------ Trecho do texto
Já fizemos mais de 6 mil atendimentos em 8 meses, com 1.500 denúncias investigadas. São de 40 a 50 denúncias por dia. A maioria se refere a violações de direitos na escola ou na saúde. Em saúde se divide entre falta de terapia no sistema público de saúde ou planos de saúde que estão negando terapia ou descredenciando clínicas.

Houve um caso recente de denúncias contra a Unimed. O que deu?

Fizemos denúncias no Ministério Público. Foram abertos inquéritos contra a Unimed e outros planos. Se não me engano, o Ministério Público está fazendo um termo de ajustamento de conduta com a Unimed, mas não estou muito feliz. A conduta deveria ser muito mais rígida, levando em consideração que a Unimed estava cancelando contratos de pacientes em tratamento. Não só de crianças autistas, mas de pacientes oncológicos. Isso é proibido de acordo com entendimento do STJ [Supremo Tribunal de Justiça]. Era merecido um tratamento mais rígido com os planos de saúde.

Deputada estadual Andréa Werner 'Uma pessoa como eu há 30 anos jamais seria diagnosticada' Thiago Neme/Gazeta de S. Paulo

 

Há quem diga que há o aumento de pessoas com autismo. A sra. defende que o que há é aumento de inclusão e de diagnósticos, correto?

Exatamente. Têm pessoas que comentam nos meus posts: “Aumentou, sim. Na sala do meu filho têm quatro autistas”. Vinte anos atrás, onde estavam esses quatro autistas? Presos dentro de casa. Há 20 anos autista não frequentava escola regular, nenhuma escola regular aceitava criança que tivesse um comportamento minimamente desviante. Hoje em dia temos uma legislação que obriga as escolas a não recusarem a matrícula. Ter quatro autistas não significa que quadruplicou o número de autistas, mas que eles estavam em outros lugares antes, e agora estão na escola. E, sim, está havendo mais diagnósticos. Uma pessoa como eu há 30 anos jamais seria diagnosticada.

A sra. propôs um projeto de lei para democratizar o diagnóstico. Qual foi a motivação?

Quando você pega autistas grau 1 de suporte, que é meu caso, a maioria é de brancos de classe média, porque é quem costuma ter acesso a médicos com essa capacitação e esse olhar. E não é só questão de capacitação. As consultas no SUS são de 15 minutos, para dar conta da demanda. Em 15 minutos você não pega uma mulher como eu e descobre que ela é autista. A minha avaliação demorou 6 meses. Cadê os autistas grau 1 pretos e periféricos? A gente não acha. Por que será? O diagnóstico precisa ser um direito, e não um privilégio. Precisamos de políticas públicas se quiser de fato democratizar o diagnóstico.
------------
------ Linhas listadas
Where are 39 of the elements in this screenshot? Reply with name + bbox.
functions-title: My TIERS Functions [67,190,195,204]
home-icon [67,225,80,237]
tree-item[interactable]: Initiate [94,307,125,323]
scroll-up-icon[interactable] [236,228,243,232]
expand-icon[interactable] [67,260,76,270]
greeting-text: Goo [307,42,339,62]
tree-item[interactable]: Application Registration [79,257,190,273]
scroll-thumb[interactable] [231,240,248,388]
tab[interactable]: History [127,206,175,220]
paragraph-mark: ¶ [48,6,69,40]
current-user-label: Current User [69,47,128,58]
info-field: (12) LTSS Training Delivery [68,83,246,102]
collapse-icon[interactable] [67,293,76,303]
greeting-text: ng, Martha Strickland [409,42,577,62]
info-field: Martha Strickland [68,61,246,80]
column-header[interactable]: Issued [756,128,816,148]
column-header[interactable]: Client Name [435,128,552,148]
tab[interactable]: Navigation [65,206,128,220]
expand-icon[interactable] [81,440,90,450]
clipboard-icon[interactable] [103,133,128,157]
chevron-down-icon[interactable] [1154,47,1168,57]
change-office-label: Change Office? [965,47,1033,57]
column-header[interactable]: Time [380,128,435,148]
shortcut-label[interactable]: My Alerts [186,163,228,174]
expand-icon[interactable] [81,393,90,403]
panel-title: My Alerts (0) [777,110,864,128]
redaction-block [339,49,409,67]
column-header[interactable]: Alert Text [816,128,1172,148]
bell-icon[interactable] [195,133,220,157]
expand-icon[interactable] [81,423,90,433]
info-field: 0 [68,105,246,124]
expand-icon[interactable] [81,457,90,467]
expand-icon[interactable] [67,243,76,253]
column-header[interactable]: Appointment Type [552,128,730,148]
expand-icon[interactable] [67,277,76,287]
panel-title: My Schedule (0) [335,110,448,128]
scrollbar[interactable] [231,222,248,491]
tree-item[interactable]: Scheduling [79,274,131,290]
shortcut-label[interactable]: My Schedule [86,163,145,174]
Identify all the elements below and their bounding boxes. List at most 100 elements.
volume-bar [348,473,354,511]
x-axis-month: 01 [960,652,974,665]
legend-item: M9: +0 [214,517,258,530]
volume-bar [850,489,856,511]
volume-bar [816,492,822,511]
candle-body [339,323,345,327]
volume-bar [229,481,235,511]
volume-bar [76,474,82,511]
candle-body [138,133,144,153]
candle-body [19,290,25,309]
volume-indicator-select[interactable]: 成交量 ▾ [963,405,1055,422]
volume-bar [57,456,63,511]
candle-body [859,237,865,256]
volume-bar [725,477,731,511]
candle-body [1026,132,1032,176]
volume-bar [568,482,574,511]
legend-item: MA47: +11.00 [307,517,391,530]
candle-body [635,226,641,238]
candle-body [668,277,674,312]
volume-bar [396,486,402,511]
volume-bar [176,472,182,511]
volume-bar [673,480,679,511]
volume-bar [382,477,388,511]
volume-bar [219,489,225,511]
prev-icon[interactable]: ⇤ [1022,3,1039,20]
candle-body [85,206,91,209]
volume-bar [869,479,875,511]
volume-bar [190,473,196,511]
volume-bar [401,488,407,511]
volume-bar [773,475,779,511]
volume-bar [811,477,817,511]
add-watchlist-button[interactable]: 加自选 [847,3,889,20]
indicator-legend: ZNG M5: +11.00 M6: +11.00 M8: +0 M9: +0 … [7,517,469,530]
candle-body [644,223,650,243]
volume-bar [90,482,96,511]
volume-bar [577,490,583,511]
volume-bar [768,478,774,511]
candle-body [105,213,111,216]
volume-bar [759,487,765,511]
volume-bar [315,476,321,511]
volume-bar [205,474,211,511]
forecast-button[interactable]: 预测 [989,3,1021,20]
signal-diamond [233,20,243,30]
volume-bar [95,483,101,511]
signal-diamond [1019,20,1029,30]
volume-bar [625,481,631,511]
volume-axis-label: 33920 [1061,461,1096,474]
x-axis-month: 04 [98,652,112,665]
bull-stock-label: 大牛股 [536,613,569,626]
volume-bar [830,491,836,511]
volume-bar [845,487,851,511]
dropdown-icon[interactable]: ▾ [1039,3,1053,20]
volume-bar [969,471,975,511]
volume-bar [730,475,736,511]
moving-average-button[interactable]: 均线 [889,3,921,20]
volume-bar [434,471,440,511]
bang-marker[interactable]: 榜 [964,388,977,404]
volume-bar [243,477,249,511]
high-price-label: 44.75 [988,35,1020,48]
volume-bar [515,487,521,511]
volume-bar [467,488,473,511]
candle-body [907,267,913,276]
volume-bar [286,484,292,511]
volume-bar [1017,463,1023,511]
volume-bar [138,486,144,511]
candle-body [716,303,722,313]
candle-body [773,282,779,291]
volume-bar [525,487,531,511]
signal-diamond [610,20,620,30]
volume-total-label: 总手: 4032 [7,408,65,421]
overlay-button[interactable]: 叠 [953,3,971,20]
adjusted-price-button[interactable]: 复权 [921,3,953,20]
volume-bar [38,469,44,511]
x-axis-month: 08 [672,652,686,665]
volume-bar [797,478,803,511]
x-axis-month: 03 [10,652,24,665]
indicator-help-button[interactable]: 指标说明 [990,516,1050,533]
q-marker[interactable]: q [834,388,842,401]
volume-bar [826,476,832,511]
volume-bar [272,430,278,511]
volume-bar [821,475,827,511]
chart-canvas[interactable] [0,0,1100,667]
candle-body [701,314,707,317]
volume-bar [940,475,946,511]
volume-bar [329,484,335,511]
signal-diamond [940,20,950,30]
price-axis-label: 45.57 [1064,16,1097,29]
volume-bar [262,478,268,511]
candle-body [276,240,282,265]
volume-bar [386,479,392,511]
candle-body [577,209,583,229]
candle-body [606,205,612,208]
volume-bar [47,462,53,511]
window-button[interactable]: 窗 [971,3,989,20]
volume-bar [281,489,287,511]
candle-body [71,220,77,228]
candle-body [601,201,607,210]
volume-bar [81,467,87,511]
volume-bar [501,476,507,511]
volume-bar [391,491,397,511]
------------
▸ **Tarefa 1**: Segundo a entrevista sobre autismo, por que ter quatro autistas na sala de um filho não significa que o número de autistas quadruplicou? Responda em uma a três frases.
▸ **Tarefa 2**: Transcreva da entrevista sobre autismo o trecho que começa em "Exatamente. Têm pessoas" e vai até "foi a motivação?", incluindo essas palavras.
▸ **Tarefa 3**: Dê sequência à entrevista sobre autismo, começando logo após a última frase apresentada.

▸ **Resposta 1**: Esses quatro autistas já existiam, mas antes estavam em outros lugares: presos dentro de casa, porque há 20 anos nenhuma escola regular aceitava criança com comportamento minimamente desviante. Hoje a legislação obriga as escolas a não recusarem a matrícula, e por isso eles agora estão na escola.

▸ **Resposta 2**:
Exatamente. Têm pessoas que comentam nos meus posts: “Aumentou, sim. Na sala do meu filho têm quatro autistas”. Vinte anos atrás, onde estavam esses quatro autistas? Presos dentro de casa. Há 20 anos autista não frequentava escola regular, nenhuma escola regular aceitava criança que tivesse um comportamento minimamente desviante. Hoje em dia temos uma legislação que obriga as escolas a não recusarem a matrícula. Ter quatro autistas não significa que quadruplicou o número de autistas, mas que eles estavam em outros lugares antes, e agora estão na escola. E, sim, está havendo mais diagnósticos. Uma pessoa como eu há 30 anos jamais seria diagnosticada.

A sra. propôs um projeto de lei para democratizar o diagnóstico. Qual foi a motivação?

▸ **Resposta 3**:
Há de fato uma medicina capacitista, como a sra. costuma falar?

Extremamente. Esses dias participei de um painel de um jornal e falei sobre esses casos. Uma mãe já me disse que o médico falou, ao dar o diagnóstico do filho dela: “Esse menino é uma cruz que você vai carregar para o resto da sua vida”. Teve outro caso em que descobriu que o bebê tinha síndrome de Down, e o médico falou: “Seu filho é mongol”. Eu postei esse recorte nas minhas redes, e foram 100 mães embaixo comentando casos similares. Coisas do nível de a criança ter hidrocefalia, e o médico falar: “Dentro da cabeça do seu filho só tem água”. Será que precisamos de uma disciplina de humanização na medicina, ou isso é inerente do ser humano? É muito triste tratar as pessoas dessa forma, ainda mais num momento que vai impactar para o resto da vida dessa mãe.

Por que decidiu trocar o PSOL pelo PSB, em 2022?

Eu tive um convite do pessoal do Márcio França para ir para o PSB, que me apresentou o PSB Inclusão. Que eu saiba, é a única coordenadoria de um partido que é focada em pessoas com deficiência. Fiquei muito encantada com o projeto, entendi que de fato era um partido que dava muita importância para causa da pessoa com deficiência. Foi isso que me encantou no PSB e foi isso que me fez mudar de partido.

Qual a visão da sra. sobre a deputada federal Tabata Amaral, pré-candidata do PSB à prefeitura da Capital?

A Tabata é uma amiga, é uma pessoa que me ajudou muito, me apoiou muito desde que eu vim para o partido. Ela me escuta muito, então tenho certeza de que tudo que eu propuser para ela relacionada a políticas para pessoas com deficiência vou ser ouvida. Ela já me ouviu outras vezes, já protocolou projeto de lei em Brasília porque eu solicitei para ela. Confio que nesse assunto de pessoas com deficiência, ela vai fazer o melhor para São Paulo. Confio muito nela.